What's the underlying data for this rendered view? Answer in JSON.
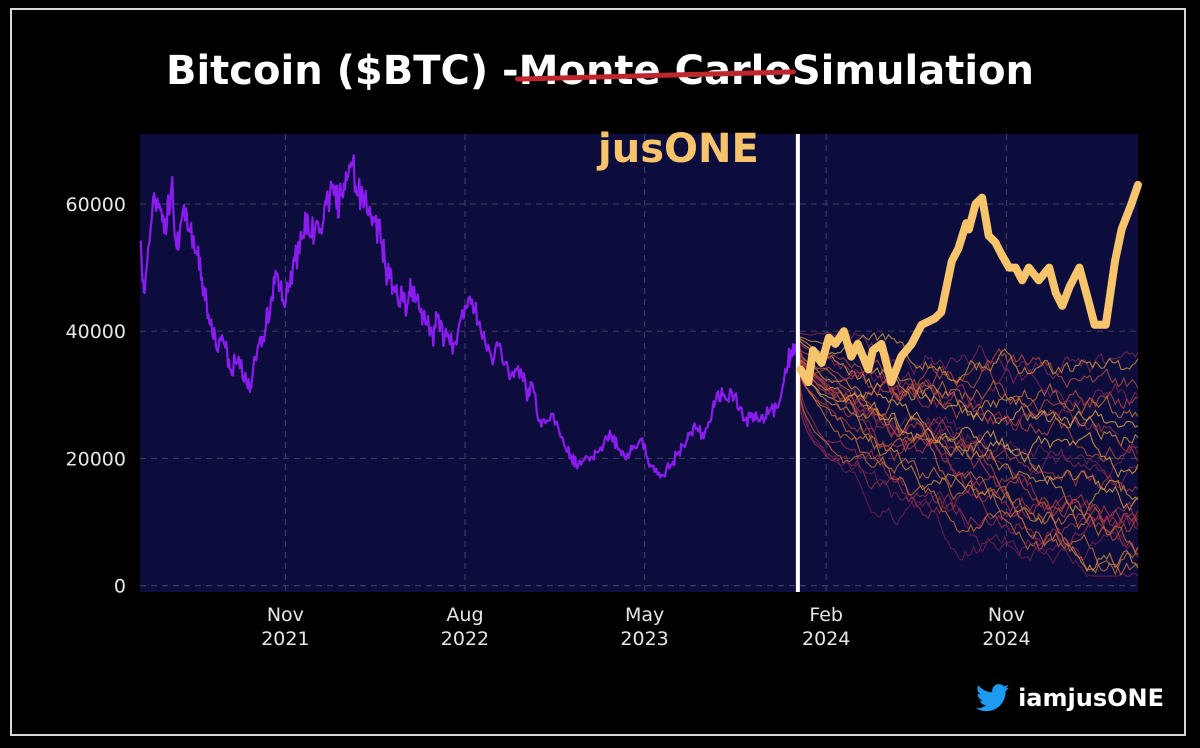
{
  "title": {
    "prefix": "Bitcoin ($BTC) - ",
    "struck": "Monte Carlo",
    "suffix": " Simulation"
  },
  "annotation": "jusONE",
  "handle": {
    "text": "iamjusONE",
    "icon": "twitter-bird-icon"
  },
  "colors": {
    "background": "#0d0d3d",
    "history_line": "#8b1cf0",
    "divider": "#ffffff",
    "annotation": "#f7c46c",
    "strike": "#c0272d",
    "grid": "#3a3a5a",
    "sim_palette": [
      "#e0a040",
      "#d87a3a",
      "#c4503a",
      "#a8324a",
      "#8a2a55",
      "#f0b050",
      "#b8403f",
      "#7a2450"
    ]
  },
  "chart_data": {
    "type": "line",
    "title": "Bitcoin ($BTC) - Monte Carlo Simulation",
    "xlabel": "",
    "ylabel": "",
    "ylim": [
      -1000,
      71000
    ],
    "xlim": [
      "2021-03-25",
      "2025-05-20"
    ],
    "yticks": [
      0,
      20000,
      40000,
      60000
    ],
    "xticks": [
      {
        "date": "2021-11-01",
        "label": [
          "Nov",
          "2021"
        ]
      },
      {
        "date": "2022-08-01",
        "label": [
          "Aug",
          "2022"
        ]
      },
      {
        "date": "2023-05-01",
        "label": [
          "May",
          "2023"
        ]
      },
      {
        "date": "2024-02-01",
        "label": [
          "Feb",
          "2024"
        ]
      },
      {
        "date": "2024-11-01",
        "label": [
          "Nov",
          "2024"
        ]
      }
    ],
    "grid": true,
    "split_date": "2023-12-20",
    "series": [
      {
        "role": "historical",
        "x": [
          "2021-03-25",
          "2021-04-01",
          "2021-04-14",
          "2021-04-25",
          "2021-05-05",
          "2021-05-12",
          "2021-05-20",
          "2021-05-28",
          "2021-06-07",
          "2021-06-20",
          "2021-06-30",
          "2021-07-10",
          "2021-07-20",
          "2021-07-31",
          "2021-08-10",
          "2021-08-22",
          "2021-09-05",
          "2021-09-12",
          "2021-09-22",
          "2021-10-01",
          "2021-10-10",
          "2021-10-20",
          "2021-10-28",
          "2021-11-08",
          "2021-11-15",
          "2021-11-28",
          "2021-12-05",
          "2021-12-15",
          "2021-12-28",
          "2022-01-05",
          "2022-01-15",
          "2022-01-22",
          "2022-02-01",
          "2022-02-10",
          "2022-02-20",
          "2022-03-01",
          "2022-03-15",
          "2022-03-28",
          "2022-04-05",
          "2022-04-15",
          "2022-04-28",
          "2022-05-05",
          "2022-05-12",
          "2022-05-25",
          "2022-06-05",
          "2022-06-13",
          "2022-06-18",
          "2022-07-01",
          "2022-07-15",
          "2022-07-30",
          "2022-08-12",
          "2022-08-25",
          "2022-09-10",
          "2022-09-25",
          "2022-10-10",
          "2022-10-25",
          "2022-11-05",
          "2022-11-09",
          "2022-11-25",
          "2022-12-10",
          "2022-12-30",
          "2023-01-10",
          "2023-01-20",
          "2023-02-05",
          "2023-02-16",
          "2023-03-05",
          "2023-03-10",
          "2023-03-20",
          "2023-04-01",
          "2023-04-14",
          "2023-04-25",
          "2023-05-10",
          "2023-05-25",
          "2023-06-10",
          "2023-06-22",
          "2023-07-05",
          "2023-07-14",
          "2023-07-28",
          "2023-08-10",
          "2023-08-17",
          "2023-08-30",
          "2023-09-15",
          "2023-09-30",
          "2023-10-15",
          "2023-10-24",
          "2023-11-05",
          "2023-11-20",
          "2023-12-05",
          "2023-12-10",
          "2023-12-20"
        ],
        "y": [
          54000,
          46000,
          61000,
          59000,
          57000,
          63000,
          53000,
          58000,
          56000,
          52000,
          47000,
          41000,
          37000,
          38000,
          34000,
          36000,
          31000,
          33000,
          38000,
          40000,
          45000,
          49000,
          45000,
          47000,
          51000,
          55000,
          58000,
          55000,
          57000,
          60000,
          62000,
          60000,
          65000,
          66000,
          62000,
          60000,
          58000,
          54000,
          49000,
          47000,
          45000,
          44000,
          47000,
          43000,
          41000,
          39000,
          43000,
          39000,
          38000,
          42000,
          45000,
          40000,
          36000,
          37000,
          33000,
          34000,
          30000,
          32000,
          25000,
          27000,
          22000,
          20000,
          19000,
          20000,
          21000,
          23000,
          24000,
          22000,
          20000,
          22000,
          23000,
          19000,
          17000,
          19000,
          21000,
          23000,
          25000,
          24000,
          26000,
          29000,
          30000,
          30000,
          26000,
          27000,
          26000,
          27000,
          28000,
          35000,
          37000,
          38000
        ]
      },
      {
        "role": "hand-drawn",
        "x": [
          "2023-12-24",
          "2024-01-05",
          "2024-01-12",
          "2024-01-25",
          "2024-02-05",
          "2024-02-15",
          "2024-02-28",
          "2024-03-10",
          "2024-03-20",
          "2024-04-05",
          "2024-04-12",
          "2024-04-25",
          "2024-05-10",
          "2024-05-25",
          "2024-06-10",
          "2024-06-25",
          "2024-07-15",
          "2024-07-25",
          "2024-08-10",
          "2024-08-20",
          "2024-09-01",
          "2024-09-05",
          "2024-09-15",
          "2024-09-25",
          "2024-10-05",
          "2024-10-15",
          "2024-10-25",
          "2024-11-05",
          "2024-11-15",
          "2024-11-25",
          "2024-12-05",
          "2024-12-20",
          "2025-01-05",
          "2025-01-15",
          "2025-01-25",
          "2025-02-05",
          "2025-02-20",
          "2025-03-05",
          "2025-03-15",
          "2025-04-01",
          "2025-04-15",
          "2025-04-25",
          "2025-05-10",
          "2025-05-20"
        ],
        "y": [
          34000,
          32000,
          37000,
          35000,
          39000,
          38000,
          40000,
          36000,
          38000,
          34000,
          37000,
          38000,
          32000,
          36000,
          38000,
          41000,
          42000,
          43000,
          51000,
          53000,
          57000,
          56000,
          60000,
          61000,
          55000,
          54000,
          52000,
          50000,
          50000,
          48000,
          50000,
          48000,
          50000,
          46000,
          44000,
          47000,
          50000,
          45000,
          41000,
          41000,
          51000,
          56000,
          60000,
          63000
        ]
      }
    ],
    "simulation": {
      "count": 28,
      "start": {
        "x": "2023-12-20",
        "y": 38000
      },
      "end_x": "2025-05-20",
      "end_range": [
        2000,
        36000
      ]
    }
  }
}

▸ The task
Of the lines in the material, how many include "Monte"? Respond with the number alone.

▸ Output of the task
2